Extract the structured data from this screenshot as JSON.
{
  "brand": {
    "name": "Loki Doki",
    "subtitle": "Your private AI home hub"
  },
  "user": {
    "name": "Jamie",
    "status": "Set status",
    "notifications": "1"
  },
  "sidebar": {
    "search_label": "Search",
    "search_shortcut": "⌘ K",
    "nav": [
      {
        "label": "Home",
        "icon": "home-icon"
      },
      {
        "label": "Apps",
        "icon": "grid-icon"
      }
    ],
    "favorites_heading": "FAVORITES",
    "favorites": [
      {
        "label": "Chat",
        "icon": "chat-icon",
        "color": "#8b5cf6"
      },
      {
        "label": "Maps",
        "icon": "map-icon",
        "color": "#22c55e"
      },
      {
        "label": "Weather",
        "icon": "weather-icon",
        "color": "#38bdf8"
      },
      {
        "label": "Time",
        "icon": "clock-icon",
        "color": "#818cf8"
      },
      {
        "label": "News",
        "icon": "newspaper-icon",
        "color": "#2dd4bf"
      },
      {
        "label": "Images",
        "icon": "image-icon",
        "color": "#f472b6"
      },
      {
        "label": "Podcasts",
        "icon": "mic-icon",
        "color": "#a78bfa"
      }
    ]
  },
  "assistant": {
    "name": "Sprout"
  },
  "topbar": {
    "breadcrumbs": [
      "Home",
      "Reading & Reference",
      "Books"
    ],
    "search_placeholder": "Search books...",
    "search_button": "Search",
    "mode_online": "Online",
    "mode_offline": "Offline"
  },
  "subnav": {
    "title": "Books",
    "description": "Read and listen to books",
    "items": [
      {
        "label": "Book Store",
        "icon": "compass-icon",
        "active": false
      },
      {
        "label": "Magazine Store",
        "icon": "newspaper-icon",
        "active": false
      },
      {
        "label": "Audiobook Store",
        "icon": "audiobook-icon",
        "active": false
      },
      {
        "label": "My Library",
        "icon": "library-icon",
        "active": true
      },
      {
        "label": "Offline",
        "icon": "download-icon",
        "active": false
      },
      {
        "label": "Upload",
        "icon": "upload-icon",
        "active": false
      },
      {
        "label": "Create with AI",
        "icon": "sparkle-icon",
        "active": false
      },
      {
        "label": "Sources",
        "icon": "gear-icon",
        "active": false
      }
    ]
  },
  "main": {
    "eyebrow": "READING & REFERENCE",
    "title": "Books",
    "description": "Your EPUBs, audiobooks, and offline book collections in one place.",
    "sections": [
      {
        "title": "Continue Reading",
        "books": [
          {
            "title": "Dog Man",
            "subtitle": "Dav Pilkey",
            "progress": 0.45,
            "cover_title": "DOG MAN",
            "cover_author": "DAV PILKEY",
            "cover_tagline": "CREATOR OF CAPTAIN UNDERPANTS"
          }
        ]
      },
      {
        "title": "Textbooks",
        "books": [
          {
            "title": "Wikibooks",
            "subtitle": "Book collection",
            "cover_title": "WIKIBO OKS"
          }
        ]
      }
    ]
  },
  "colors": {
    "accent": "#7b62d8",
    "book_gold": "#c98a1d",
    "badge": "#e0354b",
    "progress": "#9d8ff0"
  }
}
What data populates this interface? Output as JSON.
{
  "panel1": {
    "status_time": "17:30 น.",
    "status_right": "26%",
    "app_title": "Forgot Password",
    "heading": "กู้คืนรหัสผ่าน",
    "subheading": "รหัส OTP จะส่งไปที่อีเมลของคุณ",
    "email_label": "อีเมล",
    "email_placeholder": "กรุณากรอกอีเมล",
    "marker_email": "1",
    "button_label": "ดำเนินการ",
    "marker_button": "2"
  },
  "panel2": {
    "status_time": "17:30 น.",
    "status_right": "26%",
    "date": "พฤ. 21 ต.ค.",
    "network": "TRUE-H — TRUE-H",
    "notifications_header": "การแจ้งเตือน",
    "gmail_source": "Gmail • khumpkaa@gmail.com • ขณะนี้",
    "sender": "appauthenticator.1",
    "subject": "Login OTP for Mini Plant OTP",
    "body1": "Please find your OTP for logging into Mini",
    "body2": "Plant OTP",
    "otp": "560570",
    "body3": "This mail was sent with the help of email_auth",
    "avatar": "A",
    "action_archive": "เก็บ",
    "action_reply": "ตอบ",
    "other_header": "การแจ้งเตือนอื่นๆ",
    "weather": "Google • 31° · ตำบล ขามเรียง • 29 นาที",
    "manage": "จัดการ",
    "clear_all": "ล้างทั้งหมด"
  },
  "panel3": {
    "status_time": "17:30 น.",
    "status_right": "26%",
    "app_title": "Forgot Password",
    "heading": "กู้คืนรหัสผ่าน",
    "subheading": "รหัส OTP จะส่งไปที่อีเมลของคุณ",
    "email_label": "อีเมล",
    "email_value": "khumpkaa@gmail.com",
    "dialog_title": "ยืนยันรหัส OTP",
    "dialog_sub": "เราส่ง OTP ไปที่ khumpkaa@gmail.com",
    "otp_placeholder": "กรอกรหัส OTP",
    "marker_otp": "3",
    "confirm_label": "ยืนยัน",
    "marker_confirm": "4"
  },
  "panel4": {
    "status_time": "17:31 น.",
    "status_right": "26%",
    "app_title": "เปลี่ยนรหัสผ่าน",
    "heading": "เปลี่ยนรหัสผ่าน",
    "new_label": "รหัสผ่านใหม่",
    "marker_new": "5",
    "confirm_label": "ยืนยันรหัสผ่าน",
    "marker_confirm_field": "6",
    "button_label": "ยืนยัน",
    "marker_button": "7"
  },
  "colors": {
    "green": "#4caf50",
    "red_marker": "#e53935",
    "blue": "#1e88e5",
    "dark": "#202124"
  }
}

▬▬▬

Count the lines above that contain the word "Mini". Give only the number.

2